• Excerpted text:
━━━━━━━━━━━━━━━━

You should avoid eviction listener to panic

It is very important to make an eviction listener closure not to panic. Otherwise, the cache will stop calling the listener after a panic. This is an intended behavior because the cache cannot know whether it is memory safe or not to call the panicked lister again.

When a listener panics, the cache will swallow the panic and disable the listener. If you want to know when a listener panics and the reason of the panic, you can enable an optional logging feature of Moka and check error-level logs.

To enable the logging, do the followings:

1. In Cargo.toml, add the crate feature logging for moka.
2. Set the logging level for moka to error or any lower levels (warn, info, …):
   • If you are using the env_logger crate, you can achieve this by setting RUST_LOG environment variable to moka=error.
3. If you have more than one caches, you may want to set a distinct name for each cache by using cache builder’s name method. The name will appear in the log.

Delivery Modes for Eviction Listener

The DeliveryMode specifies how and when an eviction notifications should be delivered to an eviction listener. The sync caches (Cache and SegmentedCache) support two delivery modes: Immediate and Queued modes.

━━━━━━━━━━━━━━━━

• Material for the task:
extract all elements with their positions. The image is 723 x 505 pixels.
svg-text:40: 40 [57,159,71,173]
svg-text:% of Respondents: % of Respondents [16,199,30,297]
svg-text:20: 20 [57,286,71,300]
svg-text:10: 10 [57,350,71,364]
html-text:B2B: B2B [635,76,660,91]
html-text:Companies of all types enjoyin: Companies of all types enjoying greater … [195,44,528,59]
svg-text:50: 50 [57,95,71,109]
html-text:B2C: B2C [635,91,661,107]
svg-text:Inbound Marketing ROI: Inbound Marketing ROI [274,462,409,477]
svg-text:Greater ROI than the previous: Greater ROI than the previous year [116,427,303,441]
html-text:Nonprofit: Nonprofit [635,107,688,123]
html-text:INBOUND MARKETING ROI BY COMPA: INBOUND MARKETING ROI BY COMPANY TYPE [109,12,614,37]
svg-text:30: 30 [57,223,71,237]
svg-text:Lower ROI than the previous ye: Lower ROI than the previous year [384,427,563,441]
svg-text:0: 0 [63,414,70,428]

━━━━━━━━━━━━━━━━

• Task list:
A. Can you return every one of the rows, the extraction line and all the labeled position entries, word for word?
B. What comes next in the text on Moka eviction listeners, starting right after its last sentence?
The text and the rows are unrelated to each other.

• Answers below:
A.
extract all elements with their positions. The image is 723 x 505 pixels.
svg-text:40: 40 [57,159,71,173]
svg-text:% of Respondents: % of Respondents [16,199,30,297]
svg-text:20: 20 [57,286,71,300]
svg-text:10: 10 [57,350,71,364]
html-text:B2B: B2B [635,76,660,91]
html-text:Companies of all types enjoyin: Companies of all types enjoying greater … [195,44,528,59]
svg-text:50: 50 [57,95,71,109]
html-text:B2C: B2C [635,91,661,107]
svg-text:Inbound Marketing ROI: Inbound Marketing ROI [274,462,409,477]
svg-text:Greater ROI than the previous: Greater ROI than the previous year [116,427,303,441]
html-text:Nonprofit: Nonprofit [635,107,688,123]
html-text:INBOUND MARKETING ROI BY COMPA: INBOUND MARKETING ROI BY COMPANY TYPE [109,12,614,37]
svg-text:30: 30 [57,223,71,237]
svg-text:Lower ROI than the previous ye: Lower ROI than the previous year [384,427,563,441]
svg-text:0: 0 [63,414,70,428]

B.
Immediate Mode

Tne Immediate mode is the default delivery mode for the sync caches. Use this mode when it is import to keep the order of write operations and eviction notifications.

This mode has the following characteristics:

• The listener is called immediately after an entry was evicted.
• The listener is called by the thread who evicted the entry:
  • The calling thread can be a background eviction thread or a user thread invoking a cache write operation such as insert, get_with or invalidate.
  • The calling thread is blocked until the listener returns.
• This mode guarantees that write operations and eviction notifications for a given cache key are ordered by the time when they occurred.
• This mode adds some performance overhead to cache write operations as it uses internal per-key lock to guarantee the ordering.

Queued Mode

Use this mode when write performance is more important than preserving the order of write operations and eviction notifications.

• The listener will be called some time after an entry was evicted.
• A notification will be stashed in a queue. The queue will be processed by dedicated notification thread(s) and that thread will call the listener.
• This mode does not preserve the order of write operations and eviction notifications.
• This mode adds almost no performance overhead to cache write operations as it does not use the per-key lock.

Example: Queued Delivery Mode

Because the Immediate mode is the default mode for sync caches, the previous example was using it implicitly.

The following is the same example but modified for the Queued delivery mode. (Showing changed lines only)

// Cargo.toml
//
// [dependencies]
// anyhow = "1.0"
// uuid = { version = "1.1", features = ["v4"] }

use moka::{sync::Cache, notification};

// Use UUID crate to generate a random file name.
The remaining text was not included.